What the task requires:
Quote the lines word for word, beginning at the line that contains "point [681, 59, 696, 72]" and stopping after the line that contains "point [451, 206, 468, 223]".

Dataset:
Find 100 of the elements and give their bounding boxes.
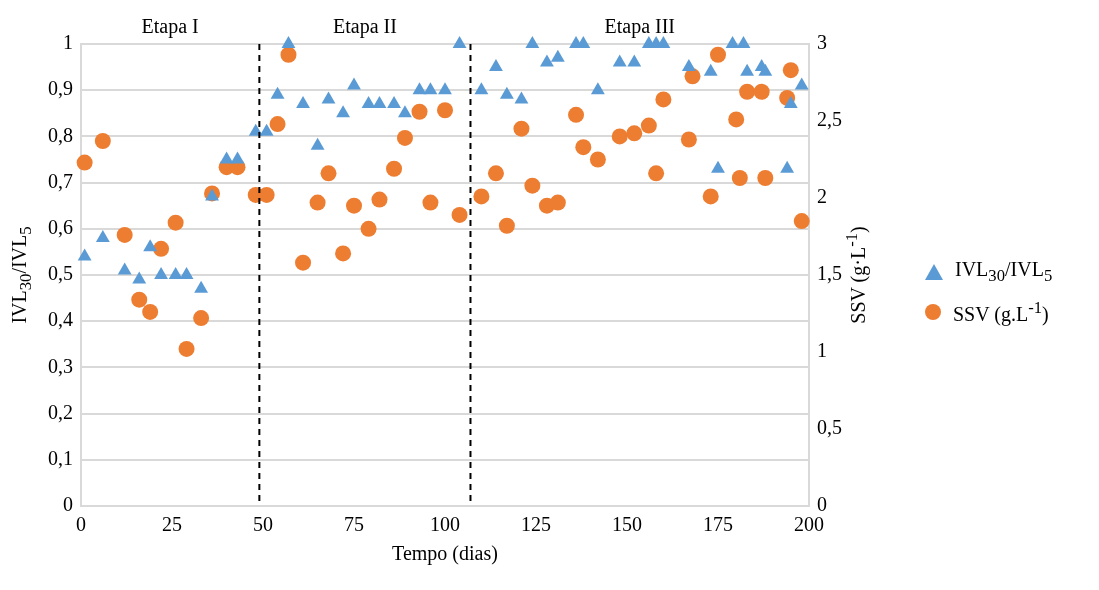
point [681, 59, 696, 72]
point [154, 267, 169, 279]
point [575, 139, 592, 156]
point [116, 226, 133, 243]
point [372, 96, 387, 109]
point [611, 128, 628, 145]
x-tick-label: 100 [430, 513, 460, 536]
point [398, 105, 412, 118]
point [346, 197, 362, 214]
y2-tick-label: 1 [817, 339, 827, 362]
point [498, 217, 515, 234]
x-tick-label: 125 [521, 513, 551, 536]
point [296, 96, 310, 109]
point [95, 230, 110, 243]
point [740, 63, 755, 76]
point [193, 310, 210, 327]
point [387, 96, 401, 109]
point [270, 86, 285, 99]
point [550, 49, 565, 62]
point [451, 206, 468, 223]
text: Etapa I [141, 15, 199, 39]
y2-tick-label: 3 [817, 31, 827, 54]
y2-tick-label: 0 [817, 493, 827, 516]
point [525, 36, 540, 48]
point [194, 280, 209, 293]
point [438, 82, 452, 95]
point [117, 262, 132, 275]
x-tick-label: 75 [344, 513, 364, 536]
point [793, 213, 810, 230]
y-tick-label: 0,5 [48, 262, 73, 285]
text: Etapa II [332, 15, 397, 39]
y-tick-label: 1 [63, 31, 73, 54]
point [739, 83, 756, 100]
point [310, 137, 325, 150]
point [783, 96, 798, 109]
point [473, 188, 490, 205]
point [710, 46, 726, 63]
point [780, 160, 795, 173]
point [711, 160, 725, 173]
point [230, 151, 245, 164]
point [499, 86, 514, 99]
y-tick-label: 0,3 [48, 354, 73, 377]
point [612, 54, 627, 67]
point [320, 165, 337, 182]
point [590, 82, 605, 95]
point [396, 129, 413, 146]
point [648, 165, 665, 182]
y-tick-label: 0,2 [48, 400, 73, 423]
point [179, 267, 194, 279]
point [142, 303, 159, 320]
point [513, 120, 530, 137]
point [360, 220, 377, 237]
point [589, 151, 606, 168]
point [539, 54, 554, 67]
point [321, 91, 336, 104]
point [782, 62, 799, 79]
point [626, 125, 643, 142]
point [281, 36, 296, 48]
point [280, 46, 297, 63]
point [489, 59, 503, 72]
point [411, 103, 428, 120]
x-tick-label: 150 [612, 513, 642, 536]
point [452, 36, 467, 48]
point [640, 117, 657, 134]
point [487, 165, 504, 182]
point [153, 240, 170, 257]
point [335, 245, 352, 262]
point [627, 54, 642, 67]
y-tick-label: 0,1 [48, 447, 73, 470]
point [295, 254, 312, 271]
point [131, 291, 148, 308]
point [423, 82, 438, 95]
point [336, 105, 351, 118]
point [132, 271, 147, 284]
point [728, 111, 745, 128]
point [422, 194, 439, 211]
y2-tick-label: 0,5 [817, 416, 842, 439]
point [167, 214, 184, 231]
point [361, 96, 376, 109]
point [703, 63, 718, 76]
y-tick-label: 0,9 [48, 77, 73, 100]
y-tick-label: 0,6 [48, 216, 73, 239]
point [794, 77, 809, 90]
y2-tick-label: 1,5 [817, 262, 842, 285]
point [347, 77, 361, 90]
text: Etapa III [604, 15, 675, 39]
x-tick-label: 175 [703, 513, 733, 536]
point [680, 131, 697, 148]
legend-label: SSV (g.L$^{-1}$) [953, 298, 1049, 326]
x-tick-label: 25 [162, 513, 182, 536]
point [309, 194, 326, 211]
x-tick-label: 200 [794, 513, 824, 536]
point [143, 239, 158, 252]
point [736, 36, 751, 48]
point [549, 194, 566, 211]
point [178, 340, 195, 357]
point [269, 116, 286, 133]
point [386, 160, 403, 177]
point [514, 91, 529, 104]
point [76, 154, 93, 171]
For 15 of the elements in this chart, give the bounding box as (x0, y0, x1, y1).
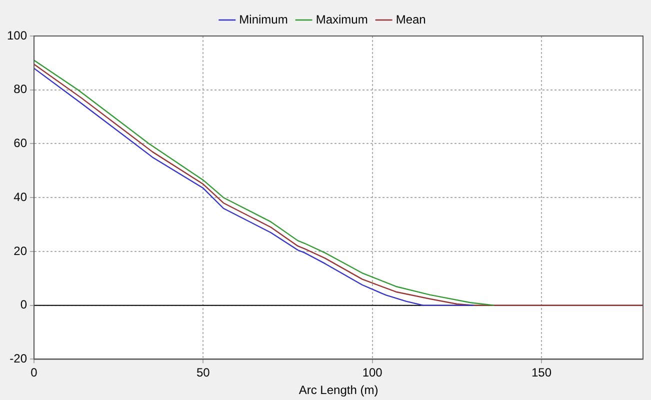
x-axis-title: Arc Length (m) (298, 383, 378, 398)
y-tick-label: 20 (14, 244, 28, 258)
y-tick-label: 100 (6, 28, 28, 42)
y-tick-label: 40 (14, 190, 28, 204)
x-tick-label: 50 (196, 366, 210, 380)
x-tick-label: 100 (362, 366, 383, 380)
y-tick-label: 60 (14, 136, 28, 150)
x-tick-label: 150 (531, 366, 552, 380)
legend-label: Minimum (239, 12, 288, 26)
y-tick-label: -20 (10, 352, 28, 366)
x-tick-label: 0 (30, 366, 38, 380)
legend-label: Mean (396, 12, 426, 26)
y-tick-label: 80 (14, 82, 28, 96)
legend-label: Maximum (316, 12, 368, 26)
y-tick-label: 0 (20, 298, 28, 312)
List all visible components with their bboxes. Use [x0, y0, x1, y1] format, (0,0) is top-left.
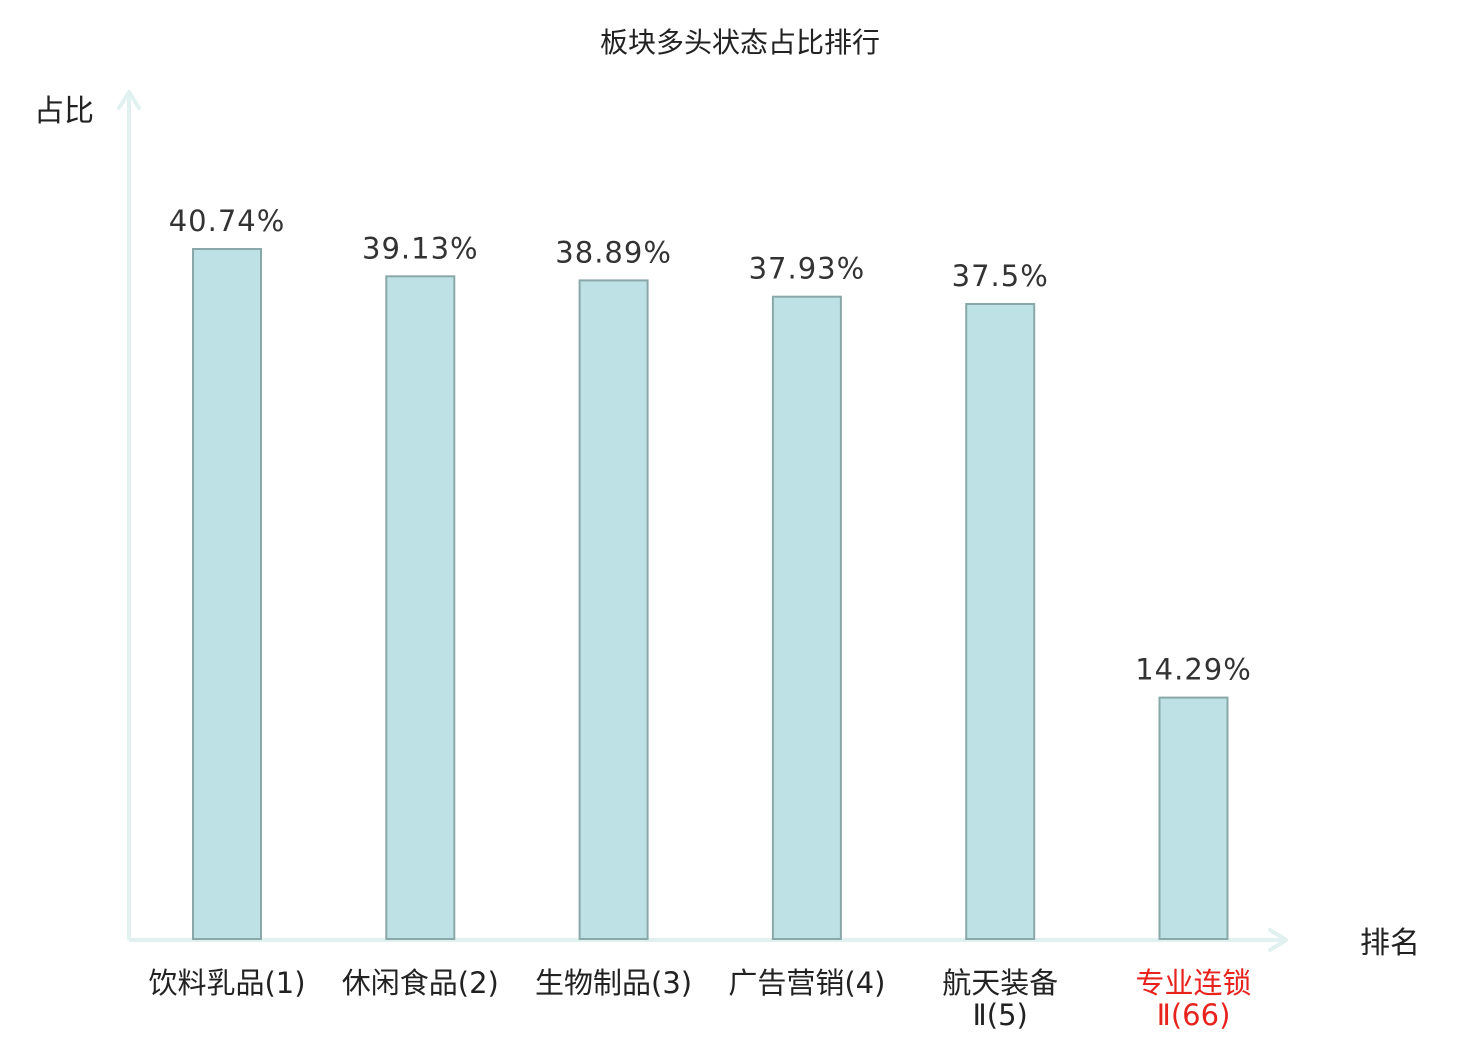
y-axis-label: 占比	[34, 94, 94, 129]
chart-title: 板块多头状态占比排行	[600, 26, 880, 59]
bar	[385, 275, 456, 940]
bar	[192, 248, 262, 940]
x-axis	[129, 928, 1288, 952]
category-label: 广告营销(4)	[728, 966, 885, 1000]
bar	[965, 303, 1036, 940]
value-labels: 40.74% 39.13% 38.89% 37.93% 37.5% 14.29%	[169, 204, 1252, 687]
value-label: 39.13%	[362, 231, 479, 265]
value-label: 37.5%	[952, 259, 1049, 293]
x-axis-arrow-icon	[1268, 928, 1288, 952]
x-axis-label: 排名	[1360, 926, 1420, 961]
category-label: 休闲食品(2)	[342, 966, 499, 1000]
y-axis	[117, 90, 141, 940]
category-label: 航天装备	[942, 966, 1058, 1000]
y-axis-arrow-icon	[117, 90, 141, 110]
bar	[1158, 696, 1229, 940]
category-label: Ⅱ(66)	[1157, 998, 1231, 1032]
category-label: 专业连锁	[1135, 966, 1251, 1000]
value-label: 14.29%	[1135, 653, 1252, 687]
bar	[771, 295, 842, 940]
value-label: 40.74%	[169, 204, 286, 238]
bar-series	[192, 248, 1229, 940]
category-label: Ⅱ(5)	[973, 998, 1028, 1032]
value-label: 38.89%	[555, 235, 672, 269]
category-label: 饮料乳品(1)	[148, 966, 305, 1000]
bar	[578, 279, 649, 940]
category-label: 生物制品(3)	[535, 966, 692, 1000]
value-label: 37.93%	[749, 252, 866, 286]
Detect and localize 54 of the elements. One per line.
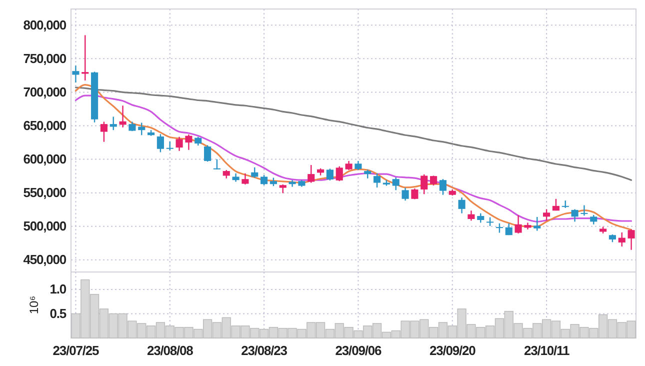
candlestick <box>618 232 626 248</box>
candlestick <box>590 214 598 225</box>
candlestick <box>580 204 588 216</box>
candlestick <box>110 116 117 131</box>
candlestick <box>336 166 343 182</box>
candlestick <box>477 212 484 224</box>
candlestick <box>345 160 352 171</box>
candlestick <box>439 178 446 196</box>
y-tick-label: 500,000 <box>23 218 66 234</box>
y-tick-label: 1.0 <box>50 282 66 297</box>
y-tick-label: 600,000 <box>23 151 66 166</box>
candlestick <box>534 216 541 232</box>
candlestick <box>420 174 428 195</box>
candlestick <box>430 175 438 186</box>
candlestick <box>138 122 146 136</box>
candlestick <box>176 136 183 152</box>
candlestick <box>392 176 400 191</box>
x-tick-label: 23/07/25 <box>52 343 99 358</box>
candlestick <box>204 144 212 162</box>
candlestick <box>242 172 249 186</box>
candlestick <box>166 140 174 152</box>
candlestick <box>326 168 334 182</box>
candlestick <box>213 158 220 170</box>
x-tick-label: 23/09/20 <box>429 343 476 358</box>
y-tick-label: 700,000 <box>23 84 66 100</box>
candlestick <box>156 134 164 153</box>
y-tick-label: 650,000 <box>23 118 66 133</box>
x-tick-label: 23/09/06 <box>335 343 382 358</box>
candlestick <box>402 187 409 202</box>
y-tick-label: 750,000 <box>23 50 66 66</box>
candlestick <box>514 214 522 234</box>
line-series <box>74 86 632 181</box>
candlestick <box>543 208 550 222</box>
candlestick <box>374 172 381 188</box>
y-tick-label: 800,000 <box>23 17 66 32</box>
candlestick <box>628 228 635 250</box>
y-axis-title: 10⁶ <box>27 296 41 314</box>
candlestick <box>72 65 80 84</box>
candlestick <box>100 121 108 142</box>
candlestick <box>468 210 475 222</box>
y-tick-label: 0.5 <box>50 306 66 321</box>
y-tick-label: 450,000 <box>23 252 66 268</box>
candlestick <box>458 196 466 214</box>
y-tick-label: 550,000 <box>23 184 66 200</box>
candlestick <box>251 166 258 178</box>
candlestick <box>496 222 503 234</box>
candlestick <box>308 164 315 184</box>
candlestick <box>571 208 578 222</box>
candlestick <box>354 160 362 171</box>
x-tick-label: 23/08/08 <box>146 343 194 358</box>
candlestick <box>185 134 192 150</box>
x-tick-label: 23/08/23 <box>241 343 288 358</box>
x-tick-label: 23/10/11 <box>524 343 570 358</box>
candlestick <box>260 174 268 186</box>
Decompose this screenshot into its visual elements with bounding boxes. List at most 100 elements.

Answer to the exercise:
point [681, 59, 696, 72]
point [154, 267, 169, 279]
point [575, 139, 592, 156]
point [116, 226, 133, 243]
point [372, 96, 387, 109]
point [611, 128, 628, 145]
x-tick-label: 100 [430, 513, 460, 536]
point [398, 105, 412, 118]
point [346, 197, 362, 214]
y2-tick-label: 1 [817, 339, 827, 362]
point [498, 217, 515, 234]
x-tick-label: 125 [521, 513, 551, 536]
point [296, 96, 310, 109]
point [95, 230, 110, 243]
point [740, 63, 755, 76]
point [193, 310, 210, 327]
point [387, 96, 401, 109]
point [270, 86, 285, 99]
point [550, 49, 565, 62]
point [451, 206, 468, 223]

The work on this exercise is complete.